▶ Task directions
Reproduce each line of the listing exactly.
##### Data listing #####
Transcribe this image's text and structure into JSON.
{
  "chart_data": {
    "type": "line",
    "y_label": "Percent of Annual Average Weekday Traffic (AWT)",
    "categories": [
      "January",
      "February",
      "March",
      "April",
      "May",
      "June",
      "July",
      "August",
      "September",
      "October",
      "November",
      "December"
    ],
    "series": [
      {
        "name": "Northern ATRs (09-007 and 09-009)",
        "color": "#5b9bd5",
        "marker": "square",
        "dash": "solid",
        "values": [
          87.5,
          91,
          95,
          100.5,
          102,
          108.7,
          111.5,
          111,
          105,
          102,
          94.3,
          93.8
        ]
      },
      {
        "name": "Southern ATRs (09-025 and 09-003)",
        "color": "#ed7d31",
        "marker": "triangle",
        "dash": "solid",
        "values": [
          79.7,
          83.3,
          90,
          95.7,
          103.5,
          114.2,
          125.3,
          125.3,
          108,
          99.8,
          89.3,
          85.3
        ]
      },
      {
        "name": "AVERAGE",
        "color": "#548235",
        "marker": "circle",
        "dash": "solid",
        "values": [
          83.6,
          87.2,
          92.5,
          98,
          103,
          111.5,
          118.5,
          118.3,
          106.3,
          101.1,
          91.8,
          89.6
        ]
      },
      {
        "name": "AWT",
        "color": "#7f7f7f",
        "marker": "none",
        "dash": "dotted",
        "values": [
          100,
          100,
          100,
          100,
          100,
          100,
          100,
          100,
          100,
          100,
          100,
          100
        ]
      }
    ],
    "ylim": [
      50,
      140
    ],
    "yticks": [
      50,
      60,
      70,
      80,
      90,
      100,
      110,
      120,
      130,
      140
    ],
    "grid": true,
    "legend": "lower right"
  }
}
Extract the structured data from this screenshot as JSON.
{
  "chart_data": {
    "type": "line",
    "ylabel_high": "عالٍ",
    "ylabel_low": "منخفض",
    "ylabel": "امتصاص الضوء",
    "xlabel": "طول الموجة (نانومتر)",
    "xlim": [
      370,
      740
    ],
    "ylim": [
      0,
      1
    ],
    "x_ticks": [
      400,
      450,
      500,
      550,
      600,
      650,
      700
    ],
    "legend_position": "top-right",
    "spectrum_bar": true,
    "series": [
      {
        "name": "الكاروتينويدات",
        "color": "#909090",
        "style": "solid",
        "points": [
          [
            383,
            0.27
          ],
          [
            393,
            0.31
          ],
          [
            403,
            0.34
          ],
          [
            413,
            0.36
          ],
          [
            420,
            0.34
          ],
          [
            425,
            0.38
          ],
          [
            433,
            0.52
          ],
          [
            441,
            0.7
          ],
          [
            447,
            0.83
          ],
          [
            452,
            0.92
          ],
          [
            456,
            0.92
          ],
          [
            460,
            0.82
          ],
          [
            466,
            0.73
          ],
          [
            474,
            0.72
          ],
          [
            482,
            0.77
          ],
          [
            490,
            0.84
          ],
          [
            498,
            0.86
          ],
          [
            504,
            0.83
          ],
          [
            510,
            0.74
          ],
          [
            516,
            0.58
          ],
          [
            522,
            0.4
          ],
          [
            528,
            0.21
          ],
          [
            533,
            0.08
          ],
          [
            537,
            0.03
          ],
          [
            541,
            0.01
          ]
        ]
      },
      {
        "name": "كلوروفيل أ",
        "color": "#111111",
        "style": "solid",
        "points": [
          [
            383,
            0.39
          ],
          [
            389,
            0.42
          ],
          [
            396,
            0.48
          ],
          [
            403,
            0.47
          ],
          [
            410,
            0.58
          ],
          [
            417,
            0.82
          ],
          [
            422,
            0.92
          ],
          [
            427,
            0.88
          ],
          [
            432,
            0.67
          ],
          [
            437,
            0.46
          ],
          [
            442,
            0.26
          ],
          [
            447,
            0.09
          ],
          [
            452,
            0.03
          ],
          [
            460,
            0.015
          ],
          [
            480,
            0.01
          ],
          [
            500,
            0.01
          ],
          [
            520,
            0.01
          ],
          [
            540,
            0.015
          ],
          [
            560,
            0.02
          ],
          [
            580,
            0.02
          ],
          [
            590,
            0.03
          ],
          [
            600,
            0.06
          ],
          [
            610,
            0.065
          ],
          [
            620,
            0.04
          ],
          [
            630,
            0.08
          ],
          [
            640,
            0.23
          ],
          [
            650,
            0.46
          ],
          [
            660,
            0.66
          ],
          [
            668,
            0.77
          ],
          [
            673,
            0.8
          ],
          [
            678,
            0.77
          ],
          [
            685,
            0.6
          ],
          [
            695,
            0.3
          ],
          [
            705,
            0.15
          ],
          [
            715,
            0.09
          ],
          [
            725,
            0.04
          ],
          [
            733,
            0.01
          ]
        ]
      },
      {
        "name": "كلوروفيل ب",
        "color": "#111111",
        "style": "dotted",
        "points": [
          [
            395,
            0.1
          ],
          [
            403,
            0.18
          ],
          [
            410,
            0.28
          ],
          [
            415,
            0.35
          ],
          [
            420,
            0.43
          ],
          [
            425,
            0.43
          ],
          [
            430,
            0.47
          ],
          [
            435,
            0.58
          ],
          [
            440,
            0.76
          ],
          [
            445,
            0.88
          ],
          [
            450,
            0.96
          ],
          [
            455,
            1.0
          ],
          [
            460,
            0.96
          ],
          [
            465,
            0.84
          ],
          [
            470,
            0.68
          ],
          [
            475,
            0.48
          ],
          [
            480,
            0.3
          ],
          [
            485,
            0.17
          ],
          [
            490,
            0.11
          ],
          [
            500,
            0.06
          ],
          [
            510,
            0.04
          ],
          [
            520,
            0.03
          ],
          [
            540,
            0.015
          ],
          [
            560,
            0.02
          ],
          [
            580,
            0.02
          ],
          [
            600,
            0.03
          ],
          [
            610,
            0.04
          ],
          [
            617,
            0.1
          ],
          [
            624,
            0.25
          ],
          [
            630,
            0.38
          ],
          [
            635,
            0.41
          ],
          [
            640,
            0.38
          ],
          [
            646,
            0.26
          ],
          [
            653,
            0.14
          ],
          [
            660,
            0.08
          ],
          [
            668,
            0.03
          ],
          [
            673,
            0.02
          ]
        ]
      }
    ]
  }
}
#####
▶ Written answer
Transcribe this image's text and structure into JSON.
{
  "chart_data": {
    "type": "line",
    "y_label": "Percent of Annual Average Weekday Traffic (AWT)",
    "categories": [
      "January",
      "February",
      "March",
      "April",
      "May",
      "June",
      "July",
      "August",
      "September",
      "October",
      "November",
      "December"
    ],
    "series": [
      {
        "name": "Northern ATRs (09-007 and 09-009)",
        "color": "#5b9bd5",
        "marker": "square",
        "dash": "solid",
        "values": [
          87.5,
          91,
          95,
          100.5,
          102,
          108.7,
          111.5,
          111,
          105,
          102,
          94.3,
          93.8
        ]
      },
      {
        "name": "Southern ATRs (09-025 and 09-003)",
        "color": "#ed7d31",
        "marker": "triangle",
        "dash": "solid",
        "values": [
          79.7,
          83.3,
          90,
          95.7,
          103.5,
          114.2,
          125.3,
          125.3,
          108,
          99.8,
          89.3,
          85.3
        ]
      },
      {
        "name": "AVERAGE",
        "color": "#548235",
        "marker": "circle",
        "dash": "solid",
        "values": [
          83.6,
          87.2,
          92.5,
          98,
          103,
          111.5,
          118.5,
          118.3,
          106.3,
          101.1,
          91.8,
          89.6
        ]
      },
      {
        "name": "AWT",
        "color": "#7f7f7f",
        "marker": "none",
        "dash": "dotted",
        "values": [
          100,
          100,
          100,
          100,
          100,
          100,
          100,
          100,
          100,
          100,
          100,
          100
        ]
      }
    ],
    "ylim": [
      50,
      140
    ],
    "yticks": [
      50,
      60,
      70,
      80,
      90,
      100,
      110,
      120,
      130,
      140
    ],
    "grid": true,
    "legend": "lower right"
  }
}
Extract the structured data from this screenshot as JSON.
{
  "chart_data": {
    "type": "line",
    "ylabel_high": "عالٍ",
    "ylabel_low": "منخفض",
    "ylabel": "امتصاص الضوء",
    "xlabel": "طول الموجة (نانومتر)",
    "xlim": [
      370,
      740
    ],
    "ylim": [
      0,
      1
    ],
    "x_ticks": [
      400,
      450,
      500,
      550,
      600,
      650,
      700
    ],
    "legend_position": "top-right",
    "spectrum_bar": true,
    "series": [
      {
        "name": "الكاروتينويدات",
        "color": "#909090",
        "style": "solid",
        "points": [
          [
            383,
            0.27
          ],
          [
            393,
            0.31
          ],
          [
            403,
            0.34
          ],
          [
            413,
            0.36
          ],
          [
            420,
            0.34
          ],
          [
            425,
            0.38
          ],
          [
            433,
            0.52
          ],
          [
            441,
            0.7
          ],
          [
            447,
            0.83
          ],
          [
            452,
            0.92
          ],
          [
            456,
            0.92
          ],
          [
            460,
            0.82
          ],
          [
            466,
            0.73
          ],
          [
            474,
            0.72
          ],
          [
            482,
            0.77
          ],
          [
            490,
            0.84
          ],
          [
            498,
            0.86
          ],
          [
            504,
            0.83
          ],
          [
            510,
            0.74
          ],
          [
            516,
            0.58
          ],
          [
            522,
            0.4
          ],
          [
            528,
            0.21
          ],
          [
            533,
            0.08
          ],
          [
            537,
            0.03
          ],
          [
            541,
            0.01
          ]
        ]
      },
      {
        "name": "كلوروفيل أ",
        "color": "#111111",
        "style": "solid",
        "points": [
          [
            383,
            0.39
          ],
          [
            389,
            0.42
          ],
          [
            396,
            0.48
          ],
          [
            403,
            0.47
          ],
          [
            410,
            0.58
          ],
          [
            417,
            0.82
          ],
          [
            422,
            0.92
          ],
          [
            427,
            0.88
          ],
          [
            432,
            0.67
          ],
          [
            437,
            0.46
          ],
          [
            442,
            0.26
          ],
          [
            447,
            0.09
          ],
          [
            452,
            0.03
          ],
          [
            460,
            0.015
          ],
          [
            480,
            0.01
          ],
          [
            500,
            0.01
          ],
          [
            520,
            0.01
          ],
          [
            540,
            0.015
          ],
          [
            560,
            0.02
          ],
          [
            580,
            0.02
          ],
          [
            590,
            0.03
          ],
          [
            600,
            0.06
          ],
          [
            610,
            0.065
          ],
          [
            620,
            0.04
          ],
          [
            630,
            0.08
          ],
          [
            640,
            0.23
          ],
          [
            650,
            0.46
          ],
          [
            660,
            0.66
          ],
          [
            668,
            0.77
          ],
          [
            673,
            0.8
          ],
          [
            678,
            0.77
          ],
          [
            685,
            0.6
          ],
          [
            695,
            0.3
          ],
          [
            705,
            0.15
          ],
          [
            715,
            0.09
          ],
          [
            725,
            0.04
          ],
          [
            733,
            0.01
          ]
        ]
      },
      {
        "name": "كلوروفيل ب",
        "color": "#111111",
        "style": "dotted",
        "points": [
          [
            395,
            0.1
          ],
          [
            403,
            0.18
          ],
          [
            410,
            0.28
          ],
          [
            415,
            0.35
          ],
          [
            420,
            0.43
          ],
          [
            425,
            0.43
          ],
          [
            430,
            0.47
          ],
          [
            435,
            0.58
          ],
          [
            440,
            0.76
          ],
          [
            445,
            0.88
          ],
          [
            450,
            0.96
          ],
          [
            455,
            1.0
          ],
          [
            460,
            0.96
          ],
          [
            465,
            0.84
          ],
          [
            470,
            0.68
          ],
          [
            475,
            0.48
          ],
          [
            480,
            0.3
          ],
          [
            485,
            0.17
          ],
          [
            490,
            0.11
          ],
          [
            500,
            0.06
          ],
          [
            510,
            0.04
          ],
          [
            520,
            0.03
          ],
          [
            540,
            0.015
          ],
          [
            560,
            0.02
          ],
          [
            580,
            0.02
          ],
          [
            600,
            0.03
          ],
          [
            610,
            0.04
          ],
          [
            617,
            0.1
          ],
          [
            624,
            0.25
          ],
          [
            630,
            0.38
          ],
          [
            635,
            0.41
          ],
          [
            640,
            0.38
          ],
          [
            646,
            0.26
          ],
          [
            653,
            0.14
          ],
          [
            660,
            0.08
          ],
          [
            668,
            0.03
          ],
          [
            673,
            0.02
          ]
        ]
      }
    ]
  }
}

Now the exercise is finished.